▶ **YOUR TASK**
Convert the lines of the records starting at the line containing "Patent image size: (1105, 867)." and ending at the line containing "The radial bearings 26 is at (124, 542)." into a JSON list of strings with one string per line. Leave out any blank lines.

▶ **PROVIDED ENTRIES**
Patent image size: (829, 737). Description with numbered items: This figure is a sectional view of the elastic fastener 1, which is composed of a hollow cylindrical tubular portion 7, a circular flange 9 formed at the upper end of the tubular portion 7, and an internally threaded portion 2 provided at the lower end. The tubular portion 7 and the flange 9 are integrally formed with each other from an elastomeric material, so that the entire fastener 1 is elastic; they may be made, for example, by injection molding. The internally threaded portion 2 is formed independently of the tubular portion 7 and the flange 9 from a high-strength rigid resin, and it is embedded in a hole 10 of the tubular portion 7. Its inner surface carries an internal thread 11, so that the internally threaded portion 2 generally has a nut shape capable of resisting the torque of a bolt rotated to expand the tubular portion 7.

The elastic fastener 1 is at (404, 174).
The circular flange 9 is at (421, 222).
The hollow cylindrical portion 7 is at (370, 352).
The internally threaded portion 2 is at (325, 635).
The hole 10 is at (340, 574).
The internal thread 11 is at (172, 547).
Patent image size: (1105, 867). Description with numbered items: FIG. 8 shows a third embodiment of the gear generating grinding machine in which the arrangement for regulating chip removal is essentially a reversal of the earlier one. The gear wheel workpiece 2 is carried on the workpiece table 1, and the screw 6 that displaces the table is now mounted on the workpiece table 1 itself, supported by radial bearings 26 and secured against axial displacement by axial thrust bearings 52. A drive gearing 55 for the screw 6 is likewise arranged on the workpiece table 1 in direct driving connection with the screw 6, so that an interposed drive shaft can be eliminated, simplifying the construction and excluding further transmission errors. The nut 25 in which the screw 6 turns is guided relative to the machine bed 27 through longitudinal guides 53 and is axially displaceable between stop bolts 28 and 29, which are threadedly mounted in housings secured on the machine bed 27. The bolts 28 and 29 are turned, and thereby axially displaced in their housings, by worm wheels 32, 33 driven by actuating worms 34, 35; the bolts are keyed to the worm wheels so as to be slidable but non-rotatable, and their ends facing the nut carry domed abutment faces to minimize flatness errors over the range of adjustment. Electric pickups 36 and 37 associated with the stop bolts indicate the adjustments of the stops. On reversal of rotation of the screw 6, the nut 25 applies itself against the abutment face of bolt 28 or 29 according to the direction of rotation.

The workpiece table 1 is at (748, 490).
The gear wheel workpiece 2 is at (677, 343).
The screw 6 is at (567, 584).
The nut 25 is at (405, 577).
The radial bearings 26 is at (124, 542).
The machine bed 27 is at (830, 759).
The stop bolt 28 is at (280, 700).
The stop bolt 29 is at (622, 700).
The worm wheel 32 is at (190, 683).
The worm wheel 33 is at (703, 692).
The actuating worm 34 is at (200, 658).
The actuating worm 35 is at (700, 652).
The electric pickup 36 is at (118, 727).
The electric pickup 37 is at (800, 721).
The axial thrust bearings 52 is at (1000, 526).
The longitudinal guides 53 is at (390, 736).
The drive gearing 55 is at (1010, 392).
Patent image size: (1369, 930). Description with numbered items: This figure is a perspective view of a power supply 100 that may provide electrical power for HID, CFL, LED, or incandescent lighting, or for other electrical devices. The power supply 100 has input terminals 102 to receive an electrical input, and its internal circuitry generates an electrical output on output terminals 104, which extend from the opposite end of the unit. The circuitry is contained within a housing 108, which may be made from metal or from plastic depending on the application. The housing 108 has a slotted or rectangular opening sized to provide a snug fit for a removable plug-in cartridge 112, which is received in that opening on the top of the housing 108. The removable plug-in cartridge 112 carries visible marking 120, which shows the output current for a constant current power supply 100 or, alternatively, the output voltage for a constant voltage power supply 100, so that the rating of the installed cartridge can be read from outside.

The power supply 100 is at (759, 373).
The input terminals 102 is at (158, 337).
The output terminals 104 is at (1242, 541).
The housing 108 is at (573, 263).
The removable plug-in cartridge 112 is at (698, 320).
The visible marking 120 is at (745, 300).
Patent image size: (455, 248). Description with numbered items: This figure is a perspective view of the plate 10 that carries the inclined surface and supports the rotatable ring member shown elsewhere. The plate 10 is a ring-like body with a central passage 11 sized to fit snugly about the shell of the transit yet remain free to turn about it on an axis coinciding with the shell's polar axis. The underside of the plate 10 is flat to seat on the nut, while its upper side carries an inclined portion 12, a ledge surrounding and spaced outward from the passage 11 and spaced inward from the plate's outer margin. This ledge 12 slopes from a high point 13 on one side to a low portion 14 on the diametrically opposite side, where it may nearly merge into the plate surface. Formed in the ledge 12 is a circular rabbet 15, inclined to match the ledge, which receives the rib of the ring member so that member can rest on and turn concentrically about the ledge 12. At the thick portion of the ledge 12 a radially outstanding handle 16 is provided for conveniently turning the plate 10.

▶ **FULL OUTPUT**
[
  "Patent image size: (1105, 867). Description with numbered items: FIG. 8 shows a third embodiment of the gear generating grinding machine in which the arrangement for regulating chip removal is essentially a reversal of the earlier one. The gear wheel workpiece 2 is carried on the workpiece table 1, and the screw 6 that displaces the table is now mounted on the workpiece table 1 itself, supported by radial bearings 26 and secured against axial displacement by axial thrust bearings 52. A drive gearing 55 for the screw 6 is likewise arranged on the workpiece table 1 in direct driving connection with the screw 6, so that an interposed drive shaft can be eliminated, simplifying the construction and excluding further transmission errors. The nut 25 in which the screw 6 turns is guided relative to the machine bed 27 through longitudinal guides 53 and is axially displaceable between stop bolts 28 and 29, which are threadedly mounted in housings secured on the machine bed 27. The bolts 28 and 29 are turned, and thereby axially displaced in their housings, by worm wheels 32, 33 driven by actuating worms 34, 35; the bolts are keyed to the worm wheels so as to be slidable but non-rotatable, and their ends facing the nut carry domed abutment faces to minimize flatness errors over the range of adjustment. Electric pickups 36 and 37 associated with the stop bolts indicate the adjustments of the stops. On reversal of rotation of the screw 6, the nut 25 applies itself against the abutment face of bolt 28 or 29 according to the direction of rotation.",
  "The workpiece table 1 is at (748, 490).",
  "The gear wheel workpiece 2 is at (677, 343).",
  "The screw 6 is at (567, 584).",
  "The nut 25 is at (405, 577).",
  "The radial bearings 26 is at (124, 542)."
]